# start of MATERIAL PROVIDED

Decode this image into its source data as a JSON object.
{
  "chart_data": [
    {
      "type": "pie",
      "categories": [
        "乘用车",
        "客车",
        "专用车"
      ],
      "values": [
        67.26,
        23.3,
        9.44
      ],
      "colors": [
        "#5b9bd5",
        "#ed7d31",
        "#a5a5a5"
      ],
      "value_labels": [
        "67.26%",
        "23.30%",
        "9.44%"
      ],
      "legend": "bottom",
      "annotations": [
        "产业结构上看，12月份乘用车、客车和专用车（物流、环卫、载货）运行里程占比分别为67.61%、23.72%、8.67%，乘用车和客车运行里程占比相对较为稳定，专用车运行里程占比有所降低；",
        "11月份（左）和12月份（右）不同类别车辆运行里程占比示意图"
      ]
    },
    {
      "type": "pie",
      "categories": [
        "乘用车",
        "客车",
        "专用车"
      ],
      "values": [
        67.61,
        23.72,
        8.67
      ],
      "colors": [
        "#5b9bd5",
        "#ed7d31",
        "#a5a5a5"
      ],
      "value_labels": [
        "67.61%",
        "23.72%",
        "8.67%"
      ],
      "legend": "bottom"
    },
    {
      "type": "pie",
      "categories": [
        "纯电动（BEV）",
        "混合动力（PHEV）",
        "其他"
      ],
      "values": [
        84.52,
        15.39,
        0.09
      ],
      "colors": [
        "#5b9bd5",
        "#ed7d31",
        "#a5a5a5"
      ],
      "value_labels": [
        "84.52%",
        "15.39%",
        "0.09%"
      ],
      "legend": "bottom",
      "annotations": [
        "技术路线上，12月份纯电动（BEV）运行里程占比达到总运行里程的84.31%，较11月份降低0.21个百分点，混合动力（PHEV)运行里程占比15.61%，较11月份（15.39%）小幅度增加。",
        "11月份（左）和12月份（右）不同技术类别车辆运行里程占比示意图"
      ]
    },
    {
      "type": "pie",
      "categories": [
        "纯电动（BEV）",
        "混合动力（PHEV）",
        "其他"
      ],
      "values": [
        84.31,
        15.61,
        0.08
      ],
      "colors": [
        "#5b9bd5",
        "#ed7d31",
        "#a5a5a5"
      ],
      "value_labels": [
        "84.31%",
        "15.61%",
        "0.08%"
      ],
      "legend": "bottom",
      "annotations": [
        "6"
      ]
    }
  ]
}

# end of MATERIAL PROVIDED

Output all of the material, please, exactly as it stands.

» RESULT
Decode this image into its source data as a JSON object.
{
  "chart_data": [
    {
      "type": "pie",
      "categories": [
        "乘用车",
        "客车",
        "专用车"
      ],
      "values": [
        67.26,
        23.3,
        9.44
      ],
      "colors": [
        "#5b9bd5",
        "#ed7d31",
        "#a5a5a5"
      ],
      "value_labels": [
        "67.26%",
        "23.30%",
        "9.44%"
      ],
      "legend": "bottom",
      "annotations": [
        "产业结构上看，12月份乘用车、客车和专用车（物流、环卫、载货）运行里程占比分别为67.61%、23.72%、8.67%，乘用车和客车运行里程占比相对较为稳定，专用车运行里程占比有所降低；",
        "11月份（左）和12月份（右）不同类别车辆运行里程占比示意图"
      ]
    },
    {
      "type": "pie",
      "categories": [
        "乘用车",
        "客车",
        "专用车"
      ],
      "values": [
        67.61,
        23.72,
        8.67
      ],
      "colors": [
        "#5b9bd5",
        "#ed7d31",
        "#a5a5a5"
      ],
      "value_labels": [
        "67.61%",
        "23.72%",
        "8.67%"
      ],
      "legend": "bottom"
    },
    {
      "type": "pie",
      "categories": [
        "纯电动（BEV）",
        "混合动力（PHEV）",
        "其他"
      ],
      "values": [
        84.52,
        15.39,
        0.09
      ],
      "colors": [
        "#5b9bd5",
        "#ed7d31",
        "#a5a5a5"
      ],
      "value_labels": [
        "84.52%",
        "15.39%",
        "0.09%"
      ],
      "legend": "bottom",
      "annotations": [
        "技术路线上，12月份纯电动（BEV）运行里程占比达到总运行里程的84.31%，较11月份降低0.21个百分点，混合动力（PHEV)运行里程占比15.61%，较11月份（15.39%）小幅度增加。",
        "11月份（左）和12月份（右）不同技术类别车辆运行里程占比示意图"
      ]
    },
    {
      "type": "pie",
      "categories": [
        "纯电动（BEV）",
        "混合动力（PHEV）",
        "其他"
      ],
      "values": [
        84.31,
        15.61,
        0.08
      ],
      "colors": [
        "#5b9bd5",
        "#ed7d31",
        "#a5a5a5"
      ],
      "value_labels": [
        "84.31%",
        "15.61%",
        "0.08%"
      ],
      "legend": "bottom",
      "annotations": [
        "6"
      ]
    }
  ]
}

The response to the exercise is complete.